**Short exercise**
Look through the listing below and give the number of lines that hold "image". Say nothing more.

**Supplied information**

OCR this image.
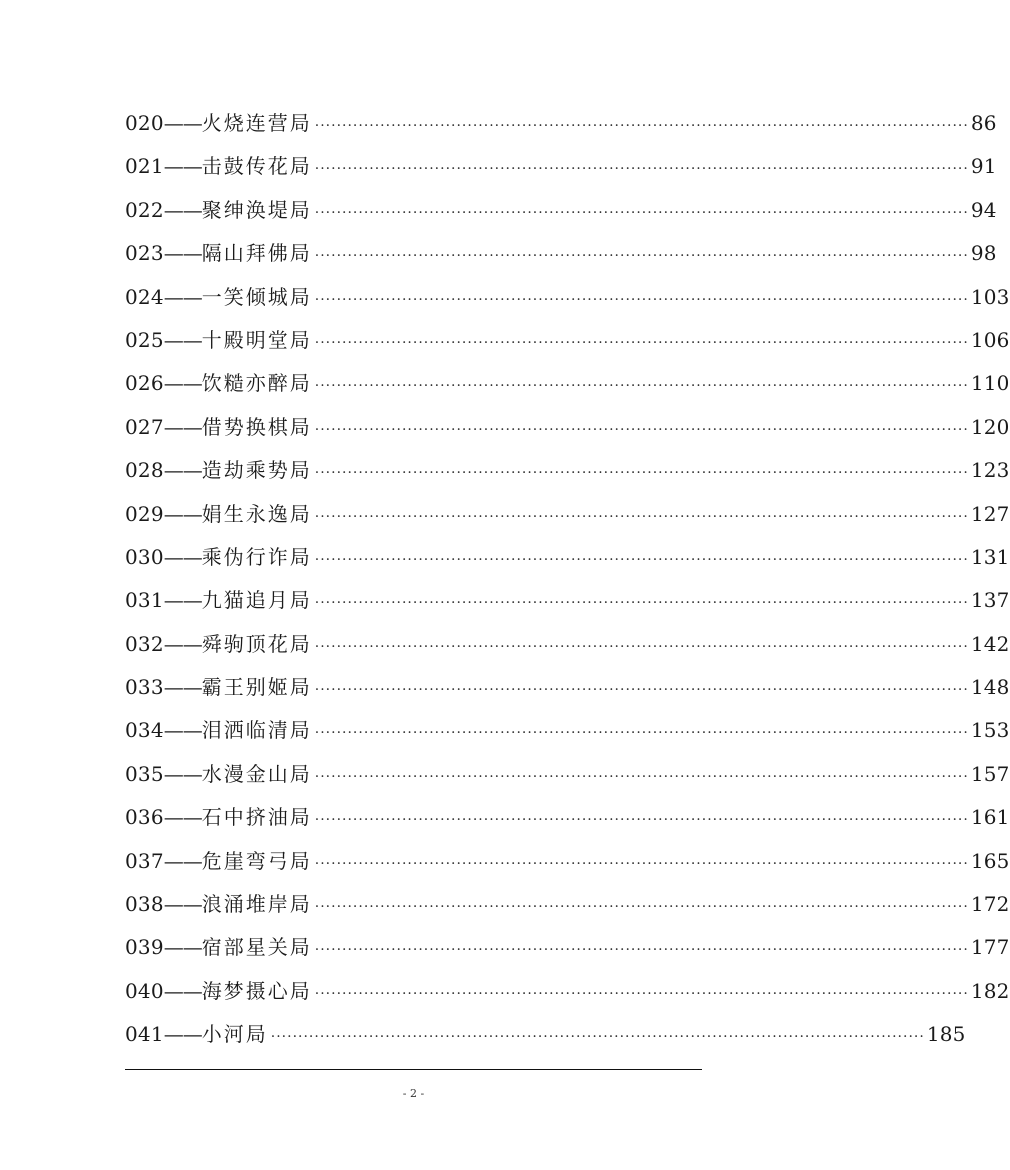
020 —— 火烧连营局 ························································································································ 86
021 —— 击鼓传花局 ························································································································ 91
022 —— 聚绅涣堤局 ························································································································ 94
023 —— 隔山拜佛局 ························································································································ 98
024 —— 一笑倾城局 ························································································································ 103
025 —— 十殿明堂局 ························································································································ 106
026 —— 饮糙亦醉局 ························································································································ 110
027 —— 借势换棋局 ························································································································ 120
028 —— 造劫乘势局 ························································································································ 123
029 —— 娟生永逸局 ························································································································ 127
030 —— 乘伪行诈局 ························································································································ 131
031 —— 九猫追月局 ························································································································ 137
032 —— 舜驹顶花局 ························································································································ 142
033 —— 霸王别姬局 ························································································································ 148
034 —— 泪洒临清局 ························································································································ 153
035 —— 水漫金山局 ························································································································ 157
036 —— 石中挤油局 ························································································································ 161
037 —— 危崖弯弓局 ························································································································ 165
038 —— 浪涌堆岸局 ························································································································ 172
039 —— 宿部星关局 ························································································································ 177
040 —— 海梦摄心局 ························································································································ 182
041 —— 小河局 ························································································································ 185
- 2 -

---

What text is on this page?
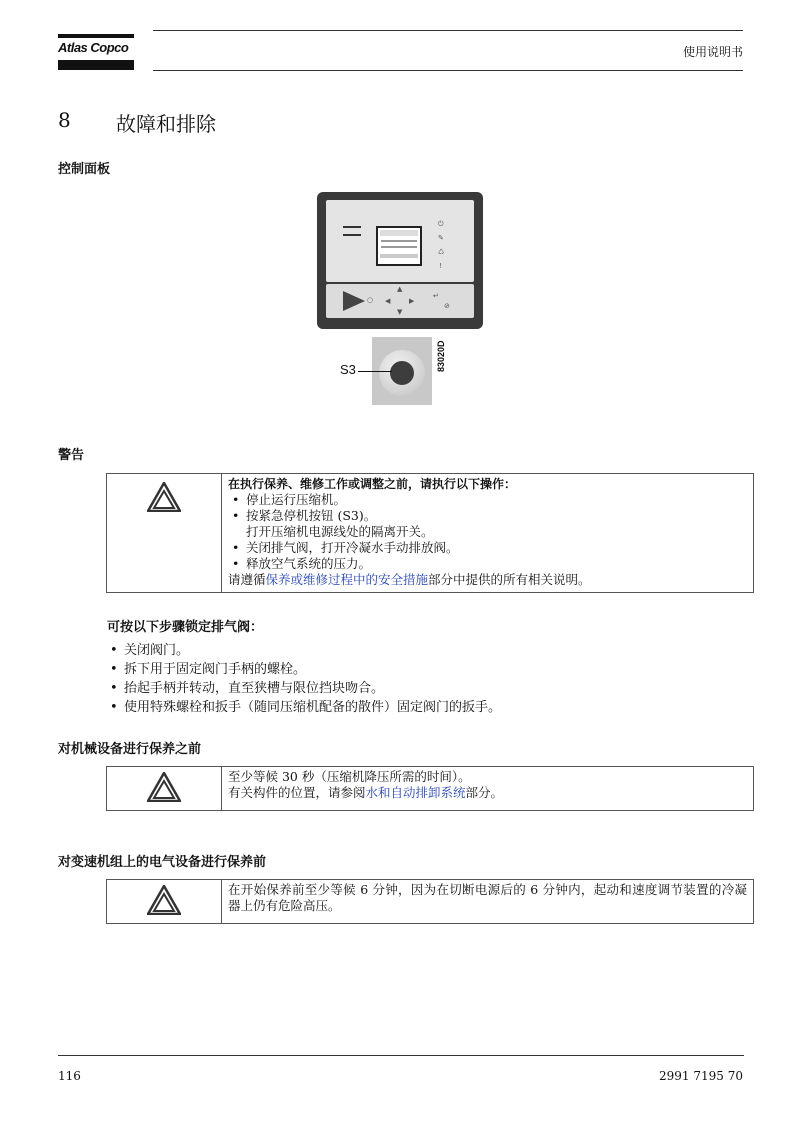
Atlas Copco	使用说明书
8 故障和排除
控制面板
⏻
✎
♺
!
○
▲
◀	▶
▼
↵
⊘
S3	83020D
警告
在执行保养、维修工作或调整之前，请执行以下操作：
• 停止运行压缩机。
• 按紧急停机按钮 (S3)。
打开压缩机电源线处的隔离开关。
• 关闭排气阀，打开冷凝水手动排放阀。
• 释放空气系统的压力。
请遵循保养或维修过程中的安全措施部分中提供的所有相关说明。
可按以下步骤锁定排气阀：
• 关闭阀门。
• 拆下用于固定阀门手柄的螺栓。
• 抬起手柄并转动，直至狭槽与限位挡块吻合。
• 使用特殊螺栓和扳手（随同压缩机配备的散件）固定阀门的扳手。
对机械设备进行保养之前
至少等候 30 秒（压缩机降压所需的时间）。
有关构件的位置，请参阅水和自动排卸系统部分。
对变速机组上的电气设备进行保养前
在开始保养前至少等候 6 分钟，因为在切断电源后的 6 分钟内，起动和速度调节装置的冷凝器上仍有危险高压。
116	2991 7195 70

==

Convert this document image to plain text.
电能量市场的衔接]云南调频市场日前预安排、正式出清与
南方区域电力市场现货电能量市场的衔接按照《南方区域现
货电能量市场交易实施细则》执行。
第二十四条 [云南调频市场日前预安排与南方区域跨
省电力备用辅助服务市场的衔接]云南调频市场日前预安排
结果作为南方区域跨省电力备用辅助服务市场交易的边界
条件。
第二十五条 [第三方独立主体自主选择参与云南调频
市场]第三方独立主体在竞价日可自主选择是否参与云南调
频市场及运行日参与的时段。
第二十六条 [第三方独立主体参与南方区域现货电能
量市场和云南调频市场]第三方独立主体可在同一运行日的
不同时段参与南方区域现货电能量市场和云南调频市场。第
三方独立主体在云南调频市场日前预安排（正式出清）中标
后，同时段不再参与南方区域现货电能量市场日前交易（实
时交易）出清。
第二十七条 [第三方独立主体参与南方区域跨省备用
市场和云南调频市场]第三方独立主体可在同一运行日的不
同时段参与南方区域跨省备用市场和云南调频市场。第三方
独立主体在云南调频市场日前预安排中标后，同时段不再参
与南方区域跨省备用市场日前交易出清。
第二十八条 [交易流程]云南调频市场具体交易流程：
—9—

**Answer for this exercise**
2